>>>>
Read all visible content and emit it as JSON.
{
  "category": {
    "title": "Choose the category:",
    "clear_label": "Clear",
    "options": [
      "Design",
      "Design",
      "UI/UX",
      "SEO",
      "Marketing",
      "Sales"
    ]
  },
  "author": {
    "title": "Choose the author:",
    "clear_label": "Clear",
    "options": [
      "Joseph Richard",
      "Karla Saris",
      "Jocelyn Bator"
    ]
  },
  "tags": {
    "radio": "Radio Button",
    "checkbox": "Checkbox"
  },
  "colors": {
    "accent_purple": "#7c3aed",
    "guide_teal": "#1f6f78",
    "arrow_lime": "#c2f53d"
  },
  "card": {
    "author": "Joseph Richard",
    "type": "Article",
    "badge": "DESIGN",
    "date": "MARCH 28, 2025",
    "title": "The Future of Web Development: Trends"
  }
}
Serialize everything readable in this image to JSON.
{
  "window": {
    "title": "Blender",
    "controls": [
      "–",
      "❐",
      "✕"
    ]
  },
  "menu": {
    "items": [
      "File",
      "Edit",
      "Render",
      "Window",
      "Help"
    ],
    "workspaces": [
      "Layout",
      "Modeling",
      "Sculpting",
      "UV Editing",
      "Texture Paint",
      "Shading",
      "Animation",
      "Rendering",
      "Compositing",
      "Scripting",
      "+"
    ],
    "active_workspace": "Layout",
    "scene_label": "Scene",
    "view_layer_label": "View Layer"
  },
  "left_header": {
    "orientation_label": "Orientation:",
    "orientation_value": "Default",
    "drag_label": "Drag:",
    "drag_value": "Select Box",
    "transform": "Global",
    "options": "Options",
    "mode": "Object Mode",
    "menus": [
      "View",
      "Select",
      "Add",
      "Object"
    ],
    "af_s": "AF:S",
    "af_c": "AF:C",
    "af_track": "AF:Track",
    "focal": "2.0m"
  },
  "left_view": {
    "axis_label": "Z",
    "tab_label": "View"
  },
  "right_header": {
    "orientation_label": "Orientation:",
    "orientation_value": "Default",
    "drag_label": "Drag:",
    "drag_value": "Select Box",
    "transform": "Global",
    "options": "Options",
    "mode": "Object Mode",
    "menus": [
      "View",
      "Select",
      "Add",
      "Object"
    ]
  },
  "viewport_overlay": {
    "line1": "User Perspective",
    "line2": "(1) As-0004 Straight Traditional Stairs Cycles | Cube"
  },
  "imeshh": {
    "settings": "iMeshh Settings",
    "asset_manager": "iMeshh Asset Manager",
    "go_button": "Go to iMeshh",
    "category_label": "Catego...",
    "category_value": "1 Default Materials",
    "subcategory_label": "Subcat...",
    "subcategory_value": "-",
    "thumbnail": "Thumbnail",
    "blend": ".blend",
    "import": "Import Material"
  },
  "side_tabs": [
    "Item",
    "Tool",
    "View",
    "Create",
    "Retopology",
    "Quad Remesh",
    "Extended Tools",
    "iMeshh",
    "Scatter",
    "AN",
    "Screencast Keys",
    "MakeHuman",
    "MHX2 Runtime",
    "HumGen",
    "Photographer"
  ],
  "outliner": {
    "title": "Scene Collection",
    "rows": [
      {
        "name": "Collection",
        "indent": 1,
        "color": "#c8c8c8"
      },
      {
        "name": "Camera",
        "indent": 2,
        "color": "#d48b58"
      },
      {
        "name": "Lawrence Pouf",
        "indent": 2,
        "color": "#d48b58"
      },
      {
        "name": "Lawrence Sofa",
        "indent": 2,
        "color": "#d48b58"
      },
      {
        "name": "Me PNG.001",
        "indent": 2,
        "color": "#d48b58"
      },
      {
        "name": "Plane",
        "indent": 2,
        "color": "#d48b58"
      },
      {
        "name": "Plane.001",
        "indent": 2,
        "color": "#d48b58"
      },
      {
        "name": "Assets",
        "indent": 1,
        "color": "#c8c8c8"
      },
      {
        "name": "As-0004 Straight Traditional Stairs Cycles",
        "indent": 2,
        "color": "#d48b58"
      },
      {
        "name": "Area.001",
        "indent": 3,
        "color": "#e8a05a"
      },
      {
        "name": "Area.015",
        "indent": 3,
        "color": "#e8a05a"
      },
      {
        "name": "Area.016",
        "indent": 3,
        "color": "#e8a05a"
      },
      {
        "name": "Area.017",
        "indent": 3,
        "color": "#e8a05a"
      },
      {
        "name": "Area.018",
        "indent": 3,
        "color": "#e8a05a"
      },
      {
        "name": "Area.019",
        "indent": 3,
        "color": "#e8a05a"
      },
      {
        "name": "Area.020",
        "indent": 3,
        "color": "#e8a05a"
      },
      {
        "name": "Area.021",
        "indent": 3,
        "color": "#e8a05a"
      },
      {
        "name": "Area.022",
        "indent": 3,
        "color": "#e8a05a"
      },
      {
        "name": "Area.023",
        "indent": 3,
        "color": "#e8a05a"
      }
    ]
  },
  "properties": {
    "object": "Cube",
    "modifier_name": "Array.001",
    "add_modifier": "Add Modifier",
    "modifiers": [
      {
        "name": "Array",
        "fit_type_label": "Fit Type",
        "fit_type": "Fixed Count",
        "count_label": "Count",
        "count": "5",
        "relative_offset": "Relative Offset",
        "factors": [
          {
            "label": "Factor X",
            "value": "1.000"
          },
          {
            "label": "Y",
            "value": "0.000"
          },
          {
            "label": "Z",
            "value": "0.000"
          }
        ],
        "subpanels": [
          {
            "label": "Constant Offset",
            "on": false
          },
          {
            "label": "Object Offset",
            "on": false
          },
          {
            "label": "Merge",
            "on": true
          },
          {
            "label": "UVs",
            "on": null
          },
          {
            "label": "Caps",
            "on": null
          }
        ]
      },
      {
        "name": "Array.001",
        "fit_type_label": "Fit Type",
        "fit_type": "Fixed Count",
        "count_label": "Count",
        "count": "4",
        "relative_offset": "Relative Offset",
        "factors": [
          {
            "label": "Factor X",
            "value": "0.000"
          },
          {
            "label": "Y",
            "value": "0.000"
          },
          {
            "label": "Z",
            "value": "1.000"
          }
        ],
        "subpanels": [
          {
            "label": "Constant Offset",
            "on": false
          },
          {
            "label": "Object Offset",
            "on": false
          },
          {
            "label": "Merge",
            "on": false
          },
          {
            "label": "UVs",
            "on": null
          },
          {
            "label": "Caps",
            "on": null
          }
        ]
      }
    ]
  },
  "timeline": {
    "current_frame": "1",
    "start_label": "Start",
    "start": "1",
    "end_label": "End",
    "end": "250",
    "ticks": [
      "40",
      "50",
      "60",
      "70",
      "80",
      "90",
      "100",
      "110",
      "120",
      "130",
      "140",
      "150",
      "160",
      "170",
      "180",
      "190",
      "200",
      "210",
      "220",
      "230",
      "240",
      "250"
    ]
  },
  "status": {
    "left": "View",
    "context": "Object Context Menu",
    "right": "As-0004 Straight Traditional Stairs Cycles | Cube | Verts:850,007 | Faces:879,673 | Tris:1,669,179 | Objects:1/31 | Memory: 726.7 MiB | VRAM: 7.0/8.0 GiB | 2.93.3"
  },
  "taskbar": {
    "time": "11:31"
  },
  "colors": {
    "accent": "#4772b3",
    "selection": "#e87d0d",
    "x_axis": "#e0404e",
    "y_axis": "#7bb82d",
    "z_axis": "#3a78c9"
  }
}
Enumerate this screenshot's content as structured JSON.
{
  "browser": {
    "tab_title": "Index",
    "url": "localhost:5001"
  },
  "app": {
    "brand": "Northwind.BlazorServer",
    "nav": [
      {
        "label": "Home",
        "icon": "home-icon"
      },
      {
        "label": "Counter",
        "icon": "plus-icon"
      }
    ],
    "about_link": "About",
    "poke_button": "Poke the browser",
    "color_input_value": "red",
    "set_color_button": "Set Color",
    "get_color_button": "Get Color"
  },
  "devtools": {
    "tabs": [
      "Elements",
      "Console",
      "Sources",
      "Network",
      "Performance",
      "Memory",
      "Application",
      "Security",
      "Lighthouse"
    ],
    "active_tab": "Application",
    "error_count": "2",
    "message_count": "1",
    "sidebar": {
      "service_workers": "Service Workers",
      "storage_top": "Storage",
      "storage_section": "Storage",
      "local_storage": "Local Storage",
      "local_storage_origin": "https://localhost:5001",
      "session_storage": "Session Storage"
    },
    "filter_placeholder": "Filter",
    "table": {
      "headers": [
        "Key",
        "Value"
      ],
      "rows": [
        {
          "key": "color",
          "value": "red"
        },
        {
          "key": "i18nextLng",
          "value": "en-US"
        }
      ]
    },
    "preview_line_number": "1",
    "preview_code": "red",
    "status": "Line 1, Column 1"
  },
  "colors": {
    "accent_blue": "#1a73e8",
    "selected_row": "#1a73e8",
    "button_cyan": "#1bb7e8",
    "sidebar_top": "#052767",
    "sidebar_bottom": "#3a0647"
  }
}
<<<<
WHAT YOU NEED TO DO — Scan the listing above. Collect all lines with the word "Lawrence".

ANSWER TO THIS TASK —
        "name": "Lawrence Pouf",
        "name": "Lawrence Sofa",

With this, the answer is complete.